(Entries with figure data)
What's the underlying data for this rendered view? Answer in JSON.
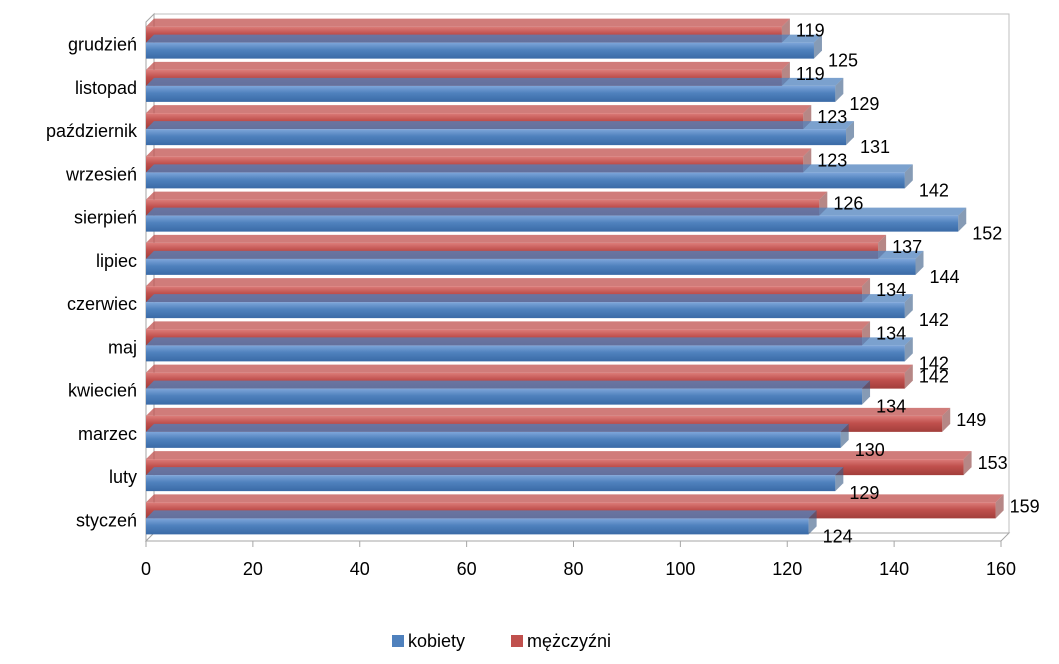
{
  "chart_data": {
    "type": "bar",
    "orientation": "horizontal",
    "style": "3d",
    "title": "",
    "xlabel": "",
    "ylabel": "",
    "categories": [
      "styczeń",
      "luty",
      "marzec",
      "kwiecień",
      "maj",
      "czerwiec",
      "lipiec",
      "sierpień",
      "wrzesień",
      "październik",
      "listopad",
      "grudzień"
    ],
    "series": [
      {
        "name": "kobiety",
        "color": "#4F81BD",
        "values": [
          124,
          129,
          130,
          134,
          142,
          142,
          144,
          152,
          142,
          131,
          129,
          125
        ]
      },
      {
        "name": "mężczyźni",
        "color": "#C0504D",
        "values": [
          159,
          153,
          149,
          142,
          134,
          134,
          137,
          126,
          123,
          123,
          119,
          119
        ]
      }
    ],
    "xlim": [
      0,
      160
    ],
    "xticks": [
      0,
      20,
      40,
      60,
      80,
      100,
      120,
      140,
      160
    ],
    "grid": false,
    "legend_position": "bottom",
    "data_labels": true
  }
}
--
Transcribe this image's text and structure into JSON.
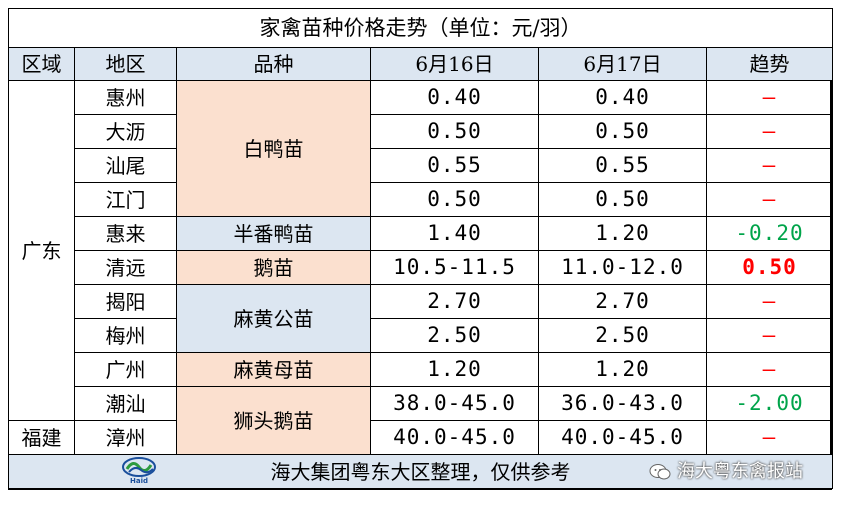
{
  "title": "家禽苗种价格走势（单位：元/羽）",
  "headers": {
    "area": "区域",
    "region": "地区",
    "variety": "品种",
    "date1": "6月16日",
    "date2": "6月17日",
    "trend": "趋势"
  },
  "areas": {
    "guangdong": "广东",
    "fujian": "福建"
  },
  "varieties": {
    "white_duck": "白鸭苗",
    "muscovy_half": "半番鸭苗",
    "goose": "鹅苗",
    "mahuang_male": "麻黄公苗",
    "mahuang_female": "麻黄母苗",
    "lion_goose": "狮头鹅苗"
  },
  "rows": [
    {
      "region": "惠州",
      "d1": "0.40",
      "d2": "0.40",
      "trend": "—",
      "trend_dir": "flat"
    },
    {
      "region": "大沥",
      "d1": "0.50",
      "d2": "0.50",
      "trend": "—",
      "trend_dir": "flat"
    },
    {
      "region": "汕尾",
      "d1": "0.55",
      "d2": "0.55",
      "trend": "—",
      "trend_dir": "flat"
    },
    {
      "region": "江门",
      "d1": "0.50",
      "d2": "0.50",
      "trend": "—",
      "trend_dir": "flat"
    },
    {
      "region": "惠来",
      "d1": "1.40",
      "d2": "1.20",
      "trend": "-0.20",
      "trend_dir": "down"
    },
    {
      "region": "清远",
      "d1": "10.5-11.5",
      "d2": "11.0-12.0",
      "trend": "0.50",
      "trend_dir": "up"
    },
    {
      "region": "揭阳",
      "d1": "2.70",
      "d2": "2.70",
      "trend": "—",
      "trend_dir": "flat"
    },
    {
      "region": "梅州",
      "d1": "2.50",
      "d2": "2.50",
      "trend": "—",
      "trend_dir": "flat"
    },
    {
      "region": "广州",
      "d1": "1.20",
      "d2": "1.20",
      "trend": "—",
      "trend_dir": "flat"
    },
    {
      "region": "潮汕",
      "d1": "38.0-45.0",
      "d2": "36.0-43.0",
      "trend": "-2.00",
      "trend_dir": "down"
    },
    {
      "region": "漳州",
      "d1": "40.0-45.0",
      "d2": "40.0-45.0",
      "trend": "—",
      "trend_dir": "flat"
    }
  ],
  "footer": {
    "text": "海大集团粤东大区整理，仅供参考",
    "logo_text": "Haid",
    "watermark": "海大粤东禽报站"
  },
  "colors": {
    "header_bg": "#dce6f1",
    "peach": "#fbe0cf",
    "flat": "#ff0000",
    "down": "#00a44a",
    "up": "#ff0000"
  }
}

#### BRIEF
Find every line in the records that contains the word "region"; copy those lines.

#### SOLUTION TO THIS TASK
    "region": "地区",
      "region": "惠州",
      "region": "大沥",
      "region": "汕尾",
      "region": "江门",
      "region": "惠来",
      "region": "清远",
      "region": "揭阳",
      "region": "梅州",
      "region": "广州",
      "region": "潮汕",
      "region": "漳州",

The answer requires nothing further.